PROVIDED DATA =
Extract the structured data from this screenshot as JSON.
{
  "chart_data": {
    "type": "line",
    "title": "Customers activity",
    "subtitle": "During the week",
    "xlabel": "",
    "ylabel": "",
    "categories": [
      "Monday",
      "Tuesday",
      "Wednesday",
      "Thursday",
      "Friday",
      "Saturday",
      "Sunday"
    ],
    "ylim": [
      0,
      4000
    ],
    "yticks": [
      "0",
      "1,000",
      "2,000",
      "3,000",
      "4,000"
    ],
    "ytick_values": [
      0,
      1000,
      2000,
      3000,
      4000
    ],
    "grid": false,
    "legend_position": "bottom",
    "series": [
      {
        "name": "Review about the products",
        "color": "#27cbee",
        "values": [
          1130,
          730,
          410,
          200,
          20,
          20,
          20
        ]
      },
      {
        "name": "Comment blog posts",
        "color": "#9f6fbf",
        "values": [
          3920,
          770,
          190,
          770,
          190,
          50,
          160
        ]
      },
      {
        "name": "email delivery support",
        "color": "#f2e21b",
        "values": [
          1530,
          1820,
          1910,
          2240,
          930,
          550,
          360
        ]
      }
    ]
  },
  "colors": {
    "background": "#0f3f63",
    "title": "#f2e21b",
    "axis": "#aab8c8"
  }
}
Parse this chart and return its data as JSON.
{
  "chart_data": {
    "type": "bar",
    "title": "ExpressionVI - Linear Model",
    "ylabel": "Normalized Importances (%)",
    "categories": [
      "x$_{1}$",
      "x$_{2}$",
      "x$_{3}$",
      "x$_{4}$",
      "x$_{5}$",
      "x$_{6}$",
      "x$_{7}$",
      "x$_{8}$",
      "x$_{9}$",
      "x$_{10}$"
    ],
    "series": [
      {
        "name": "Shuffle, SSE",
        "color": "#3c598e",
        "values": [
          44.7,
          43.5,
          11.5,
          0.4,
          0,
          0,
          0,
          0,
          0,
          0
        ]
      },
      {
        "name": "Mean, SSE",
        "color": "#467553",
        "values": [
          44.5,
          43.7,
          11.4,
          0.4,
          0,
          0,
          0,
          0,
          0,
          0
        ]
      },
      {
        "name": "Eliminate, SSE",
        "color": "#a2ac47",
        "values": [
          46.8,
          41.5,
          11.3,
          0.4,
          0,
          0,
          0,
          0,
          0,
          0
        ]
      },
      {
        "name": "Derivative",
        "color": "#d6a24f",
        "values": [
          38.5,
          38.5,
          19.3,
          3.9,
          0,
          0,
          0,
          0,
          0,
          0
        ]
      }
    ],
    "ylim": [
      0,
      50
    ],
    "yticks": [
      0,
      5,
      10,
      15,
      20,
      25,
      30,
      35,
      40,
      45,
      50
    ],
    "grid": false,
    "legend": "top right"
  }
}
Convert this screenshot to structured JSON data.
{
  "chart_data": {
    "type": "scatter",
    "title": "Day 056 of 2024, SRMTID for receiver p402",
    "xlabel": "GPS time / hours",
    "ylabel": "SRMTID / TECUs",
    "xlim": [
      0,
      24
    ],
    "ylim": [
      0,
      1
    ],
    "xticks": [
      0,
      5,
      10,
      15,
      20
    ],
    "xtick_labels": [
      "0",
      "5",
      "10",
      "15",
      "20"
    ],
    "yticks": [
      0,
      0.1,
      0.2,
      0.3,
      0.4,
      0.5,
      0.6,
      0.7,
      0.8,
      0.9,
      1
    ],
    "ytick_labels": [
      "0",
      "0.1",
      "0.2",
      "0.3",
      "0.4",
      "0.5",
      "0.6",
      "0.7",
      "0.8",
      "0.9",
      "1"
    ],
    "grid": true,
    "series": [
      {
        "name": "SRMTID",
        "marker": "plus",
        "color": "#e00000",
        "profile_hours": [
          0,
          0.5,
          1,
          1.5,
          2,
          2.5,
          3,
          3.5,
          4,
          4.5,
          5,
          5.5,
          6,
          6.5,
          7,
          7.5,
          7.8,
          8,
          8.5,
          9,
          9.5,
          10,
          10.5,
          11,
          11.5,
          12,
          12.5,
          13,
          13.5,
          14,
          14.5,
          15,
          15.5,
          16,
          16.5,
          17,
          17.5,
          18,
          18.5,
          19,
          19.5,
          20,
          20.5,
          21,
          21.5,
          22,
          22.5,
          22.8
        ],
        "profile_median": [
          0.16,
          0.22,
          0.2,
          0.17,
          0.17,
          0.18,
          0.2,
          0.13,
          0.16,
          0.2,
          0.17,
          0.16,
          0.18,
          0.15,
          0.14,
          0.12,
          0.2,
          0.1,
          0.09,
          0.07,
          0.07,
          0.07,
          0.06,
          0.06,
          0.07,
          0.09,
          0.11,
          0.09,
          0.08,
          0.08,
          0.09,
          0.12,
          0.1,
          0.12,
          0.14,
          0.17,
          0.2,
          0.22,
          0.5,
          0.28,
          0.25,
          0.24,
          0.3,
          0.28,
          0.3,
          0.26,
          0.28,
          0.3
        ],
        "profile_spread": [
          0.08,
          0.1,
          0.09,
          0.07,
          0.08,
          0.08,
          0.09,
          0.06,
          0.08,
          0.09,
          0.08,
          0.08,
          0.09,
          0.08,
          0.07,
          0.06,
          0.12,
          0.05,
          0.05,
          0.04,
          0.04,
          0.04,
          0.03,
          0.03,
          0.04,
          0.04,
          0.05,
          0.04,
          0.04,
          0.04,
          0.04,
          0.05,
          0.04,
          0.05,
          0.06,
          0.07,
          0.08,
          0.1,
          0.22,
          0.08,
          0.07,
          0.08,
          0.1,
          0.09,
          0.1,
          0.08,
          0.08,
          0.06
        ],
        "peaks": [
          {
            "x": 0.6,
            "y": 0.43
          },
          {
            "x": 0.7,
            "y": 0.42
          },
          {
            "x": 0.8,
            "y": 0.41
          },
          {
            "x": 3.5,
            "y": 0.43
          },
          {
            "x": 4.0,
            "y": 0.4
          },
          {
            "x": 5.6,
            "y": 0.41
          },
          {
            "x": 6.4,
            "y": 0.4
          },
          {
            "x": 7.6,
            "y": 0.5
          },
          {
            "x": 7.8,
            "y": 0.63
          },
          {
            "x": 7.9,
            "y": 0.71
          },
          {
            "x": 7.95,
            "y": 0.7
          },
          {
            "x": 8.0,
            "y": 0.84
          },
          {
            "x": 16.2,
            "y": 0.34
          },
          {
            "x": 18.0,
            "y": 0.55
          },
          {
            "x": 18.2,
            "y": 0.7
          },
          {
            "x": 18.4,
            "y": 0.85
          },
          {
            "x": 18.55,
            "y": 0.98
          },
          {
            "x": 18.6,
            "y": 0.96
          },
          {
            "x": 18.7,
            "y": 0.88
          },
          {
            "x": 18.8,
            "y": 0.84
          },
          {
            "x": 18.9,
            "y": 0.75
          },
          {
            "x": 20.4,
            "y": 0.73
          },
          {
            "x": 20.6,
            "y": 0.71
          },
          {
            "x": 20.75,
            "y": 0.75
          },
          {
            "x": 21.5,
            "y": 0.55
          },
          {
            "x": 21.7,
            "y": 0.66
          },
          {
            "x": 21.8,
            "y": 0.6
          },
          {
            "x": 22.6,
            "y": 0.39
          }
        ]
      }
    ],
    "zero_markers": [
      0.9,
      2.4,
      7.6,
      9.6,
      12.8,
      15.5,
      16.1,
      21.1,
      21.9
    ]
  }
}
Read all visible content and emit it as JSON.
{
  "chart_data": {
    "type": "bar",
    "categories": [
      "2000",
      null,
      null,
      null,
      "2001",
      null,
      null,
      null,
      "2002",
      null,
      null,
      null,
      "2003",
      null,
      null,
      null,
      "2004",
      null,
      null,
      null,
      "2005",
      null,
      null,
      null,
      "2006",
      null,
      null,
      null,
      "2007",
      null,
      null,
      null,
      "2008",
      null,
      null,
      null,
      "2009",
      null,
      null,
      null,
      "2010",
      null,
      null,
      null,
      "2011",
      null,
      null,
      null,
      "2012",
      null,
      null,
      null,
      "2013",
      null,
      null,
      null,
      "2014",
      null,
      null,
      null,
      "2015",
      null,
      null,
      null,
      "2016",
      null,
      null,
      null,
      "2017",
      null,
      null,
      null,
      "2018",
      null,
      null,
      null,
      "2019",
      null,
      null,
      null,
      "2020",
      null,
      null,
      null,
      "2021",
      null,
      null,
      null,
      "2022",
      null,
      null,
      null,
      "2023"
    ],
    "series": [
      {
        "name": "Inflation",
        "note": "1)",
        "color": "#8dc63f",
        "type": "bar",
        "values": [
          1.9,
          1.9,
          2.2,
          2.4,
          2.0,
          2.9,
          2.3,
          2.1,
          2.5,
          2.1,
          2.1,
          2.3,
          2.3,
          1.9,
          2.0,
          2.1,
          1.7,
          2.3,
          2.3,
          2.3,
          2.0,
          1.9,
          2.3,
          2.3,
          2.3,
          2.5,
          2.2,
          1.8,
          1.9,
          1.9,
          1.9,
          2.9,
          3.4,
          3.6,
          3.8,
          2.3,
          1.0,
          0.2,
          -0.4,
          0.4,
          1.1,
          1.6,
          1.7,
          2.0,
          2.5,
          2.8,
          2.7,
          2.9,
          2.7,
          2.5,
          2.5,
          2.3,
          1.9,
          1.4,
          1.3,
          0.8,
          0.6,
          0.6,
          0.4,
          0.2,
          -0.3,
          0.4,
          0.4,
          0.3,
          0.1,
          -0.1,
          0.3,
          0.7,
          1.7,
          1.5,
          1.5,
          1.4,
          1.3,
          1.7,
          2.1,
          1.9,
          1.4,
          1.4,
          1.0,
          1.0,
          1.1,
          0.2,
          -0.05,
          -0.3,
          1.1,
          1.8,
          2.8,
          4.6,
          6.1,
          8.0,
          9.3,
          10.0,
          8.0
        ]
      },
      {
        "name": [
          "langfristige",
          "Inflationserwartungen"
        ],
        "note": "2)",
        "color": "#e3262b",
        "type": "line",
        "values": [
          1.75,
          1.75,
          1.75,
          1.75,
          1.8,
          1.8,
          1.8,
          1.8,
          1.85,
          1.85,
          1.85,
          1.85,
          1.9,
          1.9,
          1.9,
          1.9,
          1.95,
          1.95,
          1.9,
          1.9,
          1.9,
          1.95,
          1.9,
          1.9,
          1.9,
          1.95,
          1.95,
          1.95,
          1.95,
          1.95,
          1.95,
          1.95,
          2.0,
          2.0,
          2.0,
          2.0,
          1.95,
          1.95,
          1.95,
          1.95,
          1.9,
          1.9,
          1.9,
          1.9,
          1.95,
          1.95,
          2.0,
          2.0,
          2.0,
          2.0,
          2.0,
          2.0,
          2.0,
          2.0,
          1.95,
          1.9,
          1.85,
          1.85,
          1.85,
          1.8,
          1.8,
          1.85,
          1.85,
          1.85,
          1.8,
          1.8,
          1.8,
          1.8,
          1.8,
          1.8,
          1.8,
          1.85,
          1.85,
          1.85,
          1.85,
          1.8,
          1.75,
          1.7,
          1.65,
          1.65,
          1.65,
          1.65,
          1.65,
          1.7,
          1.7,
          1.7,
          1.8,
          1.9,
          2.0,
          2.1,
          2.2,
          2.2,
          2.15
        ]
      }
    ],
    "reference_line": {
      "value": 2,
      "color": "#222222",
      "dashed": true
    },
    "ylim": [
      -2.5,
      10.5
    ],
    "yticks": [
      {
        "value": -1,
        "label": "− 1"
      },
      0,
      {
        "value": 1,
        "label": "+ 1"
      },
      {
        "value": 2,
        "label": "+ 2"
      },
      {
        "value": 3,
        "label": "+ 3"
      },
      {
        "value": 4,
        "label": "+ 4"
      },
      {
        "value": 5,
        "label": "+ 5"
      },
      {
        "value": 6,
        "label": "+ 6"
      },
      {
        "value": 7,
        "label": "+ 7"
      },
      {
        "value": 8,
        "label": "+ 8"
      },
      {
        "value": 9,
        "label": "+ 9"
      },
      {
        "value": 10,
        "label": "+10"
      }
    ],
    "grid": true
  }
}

INSTRUCTION = Copy all lines from the material that include "ylabel".

FINISHED ANSWER =
    "ylabel": "",
    "ylabel": "Normalized Importances (%)",
    "ylabel": "SRMTID / TECUs",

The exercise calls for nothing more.